Background: Medical organizations generally agree on the benefits of mammography to screen for breast cancer in asymptomatic women 50 years and older. However, routine screening in younger women remains controversial because of the closer balance of risks and benefits. Although breast cancer is a common cause of death for women in their 40s, it affects less than 2 percent of women in this age group. Most women who do not have cancer will nonetheless be exposed to the potential harms of mammography, which include pain, radiation exposure, and psychological and physical consequences of false-positive results (e.g., needle biopsy). Armstrong and colleagues systematically reviewed the risks and benefits of screening mammography for women in their 40s to form a clinical practice guideline from the American College of Physicians.
The Study: Data sources for this systematic review included English-language articles identified in multiple electronic databases and article reference lists through May 2005. The authors searched for literature on the effect of screening mammography on breast cancer mortality rates and breast cancer treatment; and the risks of screening mammography, including radiation, overdiagnosis, and false-positive results. Initial searches retrieved 873 full-text articles. These articles were reviewed for relevance and quality by two study investigators; 117 articles met inclusion criteria.
Results: A recent meta-analysis of randomized trials found a 15 percent decrease in breast cancer mortality for women in their 40s after 14 years of follow-up (relative risk = 0.85; 95% confidence interval, 0.73 to 0.99). Previous meta-analyses have found 7 to 23 percent decreases in breast cancer mortality; variations result from differences in quality assessment and study inclusion. Because screening mammography detects localized cancers more effectively than does clinical diagnosis, women whose cancers are found by screening are more likely to undergo breast surgery and less likely to require chemotherapy or hormone therapy.
Indirect evidence from studies of other radiation sources suggests that the risk of developing breast cancer from low-dose radiation exposure during mammography is extremely small. No studies have evaluated the risk of overdiagnosis (i.e., detection of breast cancer that would not have produced symptoms during a person's lifetime) from mammography in women in their 40s. Although studies have documented high rates of false-positive results (20 to 56 percent after 10 mammograms), women with false-positive results were not discouraged from having future screenings and did not suffer permanent psychological effects. Pain and discomfort from mammography varied but did not prevent most women from having future screenings.
Conclusion: The authors conclude that although women in their 40s who undergo screening mammography have a lower risk of breast cancer–related death, screening also results in harms that may be clinically significant for some women. The authors suggest that an individualized risk assessment, taking into account patient factors such as family history and the value attached to a false-positive test result, may be appropriate to guide decisions about breast cancer screening in this age group.
editor's note: Echoing the conclusions of the systematic review by Armstrong and colleagues, an accompanying American College of Physicians clinical practice guideline recommends individualized risk assessment and shared decision making for women in their 40s who are considering breast cancer screening.1 This guideline differs from recommendations of other organizations. For example, the U.S. Preventive Services Task Force (USPSTF) recommends screening mammography every one to two years for women 40 years and older.2 The USPSTF is currently updating its recommendation.—k.l.

──────

PROBLEMS TO SOLVE>
1 > According to the mammography summary, how many articles met the inclusion criteria for the systematic review?
2 > Decide whether each statement agrees with the mammography summary, answering yes or no and quoting the deciding words: (a) The review's database searches covered articles up to May 2005. (b) Earlier studies have measured the risk of overdiagnosis from mammography in women in their 40s. (c) The USPSTF recommends screening mammography every one to two years for women 40 years and older.
3 > Update everything from "Results: A recent" down to "or hormone therapy." in the mammography summary, writing "breast cancer death rates" wherever "breast cancer mortality" appears.
The rows that follow have no connection to the mammography summary.

SUPPLIED MATERIAL>
──────

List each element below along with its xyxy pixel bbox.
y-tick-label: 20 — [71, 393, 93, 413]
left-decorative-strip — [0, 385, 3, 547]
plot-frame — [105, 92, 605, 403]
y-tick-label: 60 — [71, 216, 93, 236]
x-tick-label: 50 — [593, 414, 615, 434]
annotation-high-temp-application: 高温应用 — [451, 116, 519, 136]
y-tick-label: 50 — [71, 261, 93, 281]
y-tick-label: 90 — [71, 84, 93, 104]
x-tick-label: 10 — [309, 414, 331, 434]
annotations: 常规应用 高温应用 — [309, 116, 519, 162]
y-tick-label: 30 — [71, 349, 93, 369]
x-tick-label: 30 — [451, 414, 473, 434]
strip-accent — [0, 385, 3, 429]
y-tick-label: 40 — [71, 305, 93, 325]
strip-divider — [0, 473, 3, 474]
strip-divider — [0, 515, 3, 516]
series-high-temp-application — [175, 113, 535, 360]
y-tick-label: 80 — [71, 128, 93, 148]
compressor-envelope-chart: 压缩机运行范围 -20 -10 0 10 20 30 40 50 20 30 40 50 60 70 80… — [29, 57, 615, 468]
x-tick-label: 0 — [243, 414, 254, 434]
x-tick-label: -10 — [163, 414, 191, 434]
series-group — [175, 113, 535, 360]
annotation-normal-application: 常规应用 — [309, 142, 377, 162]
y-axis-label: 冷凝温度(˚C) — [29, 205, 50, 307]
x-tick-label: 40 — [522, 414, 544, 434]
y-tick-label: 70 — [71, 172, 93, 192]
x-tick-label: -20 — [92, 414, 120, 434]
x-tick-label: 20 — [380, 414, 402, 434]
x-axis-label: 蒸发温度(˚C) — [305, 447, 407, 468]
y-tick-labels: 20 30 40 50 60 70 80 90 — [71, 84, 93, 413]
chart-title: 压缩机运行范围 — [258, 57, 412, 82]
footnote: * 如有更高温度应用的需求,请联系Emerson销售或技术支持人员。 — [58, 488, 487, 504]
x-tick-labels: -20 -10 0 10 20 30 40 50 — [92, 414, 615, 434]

──────

SOLUTIONS PER TASK>
1 > 117 articles met the inclusion criteria.

2 >
(a) Yes: "English-language articles identified in multiple electronic databases and article reference lists through May 2005."
(b) No: "No studies have evaluated the risk of overdiagnosis (i.e., detection of breast cancer that would not have produced symptoms during a person's lifetime) from mammography in women in their 40s."
(c) Yes: "the U.S. Preventive Services Task Force (USPSTF) recommends screening mammography every one to two years for women 40 years and older."

3 >
Results: A recent meta-analysis of randomized trials found a 15 percent decrease in breast cancer death rates for women in their 40s after 14 years of follow-up (relative risk = 0.85; 95% confidence interval, 0.73 to 0.99). Previous meta-analyses have found 7 to 23 percent decreases in breast cancer death rates; variations result from differences in quality assessment and study inclusion. Because screening mammography detects localized cancers more effectively than does clinical diagnosis, women whose cancers are found by screening are more likely to undergo breast surgery and less likely to require chemotherapy or hormone therapy.